TASK TO CARRY OUT: Only a number is wanted: how many lines in these records contain the word "cabeça"?

PROVIDED DATA:
※ ※ ※
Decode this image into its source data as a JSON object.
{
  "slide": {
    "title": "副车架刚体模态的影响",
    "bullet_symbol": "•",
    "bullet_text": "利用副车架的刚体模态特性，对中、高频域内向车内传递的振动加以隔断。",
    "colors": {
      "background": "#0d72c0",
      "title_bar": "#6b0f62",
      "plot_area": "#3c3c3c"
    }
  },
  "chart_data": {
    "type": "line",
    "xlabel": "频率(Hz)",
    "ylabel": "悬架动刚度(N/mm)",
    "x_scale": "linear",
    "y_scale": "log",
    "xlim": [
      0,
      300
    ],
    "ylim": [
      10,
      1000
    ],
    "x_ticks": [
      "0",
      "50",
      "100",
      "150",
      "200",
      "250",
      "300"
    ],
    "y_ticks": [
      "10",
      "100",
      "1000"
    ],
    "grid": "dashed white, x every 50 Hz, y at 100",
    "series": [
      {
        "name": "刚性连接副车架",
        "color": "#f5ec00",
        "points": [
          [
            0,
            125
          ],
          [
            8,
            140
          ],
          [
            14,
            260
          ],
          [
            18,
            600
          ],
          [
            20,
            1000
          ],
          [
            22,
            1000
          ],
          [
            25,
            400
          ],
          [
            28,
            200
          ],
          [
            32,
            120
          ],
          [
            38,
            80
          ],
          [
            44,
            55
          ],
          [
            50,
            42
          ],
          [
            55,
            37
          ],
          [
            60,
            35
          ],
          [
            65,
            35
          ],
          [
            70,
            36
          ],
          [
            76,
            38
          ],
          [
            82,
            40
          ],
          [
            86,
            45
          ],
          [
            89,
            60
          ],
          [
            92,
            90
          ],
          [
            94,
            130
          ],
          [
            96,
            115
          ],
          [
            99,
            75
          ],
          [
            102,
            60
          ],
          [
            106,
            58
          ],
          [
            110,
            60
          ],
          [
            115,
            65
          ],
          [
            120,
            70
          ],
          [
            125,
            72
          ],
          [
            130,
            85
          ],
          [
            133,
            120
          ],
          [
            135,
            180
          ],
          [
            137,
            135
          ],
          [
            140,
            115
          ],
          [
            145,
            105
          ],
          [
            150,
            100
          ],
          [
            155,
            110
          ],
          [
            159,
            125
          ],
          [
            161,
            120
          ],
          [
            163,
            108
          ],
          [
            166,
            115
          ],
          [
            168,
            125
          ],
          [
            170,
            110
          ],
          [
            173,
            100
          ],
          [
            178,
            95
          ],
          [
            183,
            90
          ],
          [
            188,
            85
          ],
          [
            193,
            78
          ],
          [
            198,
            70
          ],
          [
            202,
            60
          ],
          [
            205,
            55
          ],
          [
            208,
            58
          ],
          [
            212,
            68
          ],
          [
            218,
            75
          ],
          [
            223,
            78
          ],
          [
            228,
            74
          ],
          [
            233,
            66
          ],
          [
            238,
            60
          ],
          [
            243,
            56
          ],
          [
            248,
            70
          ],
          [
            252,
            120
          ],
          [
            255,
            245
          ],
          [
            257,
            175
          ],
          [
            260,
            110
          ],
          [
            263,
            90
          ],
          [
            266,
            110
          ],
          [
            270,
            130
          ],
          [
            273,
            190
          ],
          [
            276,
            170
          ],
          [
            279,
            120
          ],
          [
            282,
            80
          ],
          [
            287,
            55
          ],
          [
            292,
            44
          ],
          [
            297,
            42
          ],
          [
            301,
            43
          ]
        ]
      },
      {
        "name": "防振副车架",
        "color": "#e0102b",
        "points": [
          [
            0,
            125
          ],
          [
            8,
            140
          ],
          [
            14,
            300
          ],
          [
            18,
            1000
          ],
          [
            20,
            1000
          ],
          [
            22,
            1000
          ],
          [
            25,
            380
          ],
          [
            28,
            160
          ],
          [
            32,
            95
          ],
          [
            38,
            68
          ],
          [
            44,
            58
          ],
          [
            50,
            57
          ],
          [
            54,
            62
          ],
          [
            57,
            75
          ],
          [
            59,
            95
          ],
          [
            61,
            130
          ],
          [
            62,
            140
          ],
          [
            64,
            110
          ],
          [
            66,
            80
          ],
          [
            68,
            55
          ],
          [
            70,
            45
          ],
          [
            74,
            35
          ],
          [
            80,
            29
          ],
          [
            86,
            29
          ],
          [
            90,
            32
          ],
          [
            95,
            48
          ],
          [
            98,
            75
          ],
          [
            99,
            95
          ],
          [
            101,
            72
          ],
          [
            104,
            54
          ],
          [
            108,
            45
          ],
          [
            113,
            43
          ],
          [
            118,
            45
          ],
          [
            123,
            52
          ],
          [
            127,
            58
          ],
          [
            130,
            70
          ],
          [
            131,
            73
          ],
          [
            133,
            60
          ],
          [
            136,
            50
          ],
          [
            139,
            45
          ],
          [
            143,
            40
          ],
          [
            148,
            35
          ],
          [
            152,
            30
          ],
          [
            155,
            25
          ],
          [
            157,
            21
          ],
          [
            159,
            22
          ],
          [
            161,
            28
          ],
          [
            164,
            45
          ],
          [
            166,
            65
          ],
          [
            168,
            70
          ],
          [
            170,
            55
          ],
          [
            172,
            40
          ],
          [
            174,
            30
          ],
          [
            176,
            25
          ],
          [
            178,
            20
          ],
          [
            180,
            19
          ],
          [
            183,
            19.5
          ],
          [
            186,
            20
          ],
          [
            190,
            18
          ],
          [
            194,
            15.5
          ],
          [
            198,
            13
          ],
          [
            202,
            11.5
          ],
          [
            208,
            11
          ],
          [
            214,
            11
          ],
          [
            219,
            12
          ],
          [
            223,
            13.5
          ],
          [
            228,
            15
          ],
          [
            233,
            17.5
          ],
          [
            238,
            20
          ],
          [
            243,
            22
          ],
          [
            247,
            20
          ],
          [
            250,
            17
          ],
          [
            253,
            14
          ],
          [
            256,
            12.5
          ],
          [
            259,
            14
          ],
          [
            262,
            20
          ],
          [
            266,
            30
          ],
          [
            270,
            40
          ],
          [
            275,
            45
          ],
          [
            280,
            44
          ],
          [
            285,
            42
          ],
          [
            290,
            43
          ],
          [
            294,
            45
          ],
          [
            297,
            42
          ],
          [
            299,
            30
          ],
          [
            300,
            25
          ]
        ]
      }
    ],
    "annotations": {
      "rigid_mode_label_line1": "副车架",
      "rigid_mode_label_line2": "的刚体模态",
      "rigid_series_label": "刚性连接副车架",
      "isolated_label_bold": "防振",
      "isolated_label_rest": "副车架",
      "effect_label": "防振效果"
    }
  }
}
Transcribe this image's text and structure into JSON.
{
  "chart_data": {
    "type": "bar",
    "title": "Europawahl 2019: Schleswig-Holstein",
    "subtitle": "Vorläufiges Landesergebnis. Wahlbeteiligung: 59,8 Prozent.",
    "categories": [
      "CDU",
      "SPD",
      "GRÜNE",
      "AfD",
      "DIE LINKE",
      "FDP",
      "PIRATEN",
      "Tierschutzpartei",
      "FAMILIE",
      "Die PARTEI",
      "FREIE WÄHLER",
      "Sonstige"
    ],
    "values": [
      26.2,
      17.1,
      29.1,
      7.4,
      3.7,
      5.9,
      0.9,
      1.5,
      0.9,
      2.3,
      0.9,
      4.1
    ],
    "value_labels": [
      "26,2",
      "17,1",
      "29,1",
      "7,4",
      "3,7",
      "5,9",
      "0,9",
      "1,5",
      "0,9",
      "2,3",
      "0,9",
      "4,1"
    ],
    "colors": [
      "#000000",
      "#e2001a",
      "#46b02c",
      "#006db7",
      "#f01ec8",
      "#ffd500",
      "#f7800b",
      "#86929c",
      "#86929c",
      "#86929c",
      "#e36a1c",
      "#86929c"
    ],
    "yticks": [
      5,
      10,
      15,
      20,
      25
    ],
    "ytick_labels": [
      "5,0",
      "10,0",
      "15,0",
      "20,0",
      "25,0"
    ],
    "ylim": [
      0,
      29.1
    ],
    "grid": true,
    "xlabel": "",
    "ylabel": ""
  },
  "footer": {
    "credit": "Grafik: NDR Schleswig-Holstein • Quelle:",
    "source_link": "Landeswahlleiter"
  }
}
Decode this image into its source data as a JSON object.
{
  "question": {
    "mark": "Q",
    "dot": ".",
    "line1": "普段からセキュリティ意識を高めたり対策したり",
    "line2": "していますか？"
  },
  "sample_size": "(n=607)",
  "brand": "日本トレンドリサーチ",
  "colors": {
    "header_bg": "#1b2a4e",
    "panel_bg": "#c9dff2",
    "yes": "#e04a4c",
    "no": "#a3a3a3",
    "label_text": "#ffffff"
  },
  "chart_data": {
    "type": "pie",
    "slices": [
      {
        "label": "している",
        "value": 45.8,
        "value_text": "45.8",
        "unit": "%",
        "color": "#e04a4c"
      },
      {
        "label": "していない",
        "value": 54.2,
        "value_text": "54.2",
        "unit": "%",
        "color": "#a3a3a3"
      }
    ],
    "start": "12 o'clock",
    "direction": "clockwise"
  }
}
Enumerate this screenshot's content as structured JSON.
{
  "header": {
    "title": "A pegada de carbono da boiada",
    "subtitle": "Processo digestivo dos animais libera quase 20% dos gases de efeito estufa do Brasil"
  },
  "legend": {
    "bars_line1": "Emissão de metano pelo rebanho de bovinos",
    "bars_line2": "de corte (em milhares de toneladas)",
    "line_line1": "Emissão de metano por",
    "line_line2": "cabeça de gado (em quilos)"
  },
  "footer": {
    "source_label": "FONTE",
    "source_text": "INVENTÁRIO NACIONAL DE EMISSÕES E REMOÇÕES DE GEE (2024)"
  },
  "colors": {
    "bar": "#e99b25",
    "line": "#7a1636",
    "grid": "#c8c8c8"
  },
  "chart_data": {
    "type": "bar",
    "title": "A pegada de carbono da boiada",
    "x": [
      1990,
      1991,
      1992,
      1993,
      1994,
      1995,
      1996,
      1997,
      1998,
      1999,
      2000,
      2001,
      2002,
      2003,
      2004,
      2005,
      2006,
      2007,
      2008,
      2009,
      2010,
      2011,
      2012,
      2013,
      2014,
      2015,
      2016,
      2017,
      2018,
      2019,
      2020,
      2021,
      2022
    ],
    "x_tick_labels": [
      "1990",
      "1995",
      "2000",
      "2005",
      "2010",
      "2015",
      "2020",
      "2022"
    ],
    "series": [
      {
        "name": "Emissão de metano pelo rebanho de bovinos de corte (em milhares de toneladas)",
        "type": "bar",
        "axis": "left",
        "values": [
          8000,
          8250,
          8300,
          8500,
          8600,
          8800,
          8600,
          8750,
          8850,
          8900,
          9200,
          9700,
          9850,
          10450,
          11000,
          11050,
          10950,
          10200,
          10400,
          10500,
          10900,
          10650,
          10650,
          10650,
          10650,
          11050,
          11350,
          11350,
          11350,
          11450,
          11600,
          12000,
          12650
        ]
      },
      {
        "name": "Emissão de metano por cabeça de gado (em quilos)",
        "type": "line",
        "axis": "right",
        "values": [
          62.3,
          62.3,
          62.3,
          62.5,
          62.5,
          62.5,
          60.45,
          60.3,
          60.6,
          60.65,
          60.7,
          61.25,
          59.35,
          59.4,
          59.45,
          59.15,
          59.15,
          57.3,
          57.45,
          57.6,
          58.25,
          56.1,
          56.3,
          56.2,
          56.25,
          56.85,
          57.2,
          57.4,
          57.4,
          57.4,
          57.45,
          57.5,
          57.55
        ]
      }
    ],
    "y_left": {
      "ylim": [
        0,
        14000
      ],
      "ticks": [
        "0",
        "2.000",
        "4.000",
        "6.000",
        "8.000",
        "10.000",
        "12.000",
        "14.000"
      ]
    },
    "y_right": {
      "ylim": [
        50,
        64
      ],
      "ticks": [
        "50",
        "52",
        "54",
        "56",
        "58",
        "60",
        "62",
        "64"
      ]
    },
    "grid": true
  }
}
※ ※ ※
EXERCISE ANSWER: 2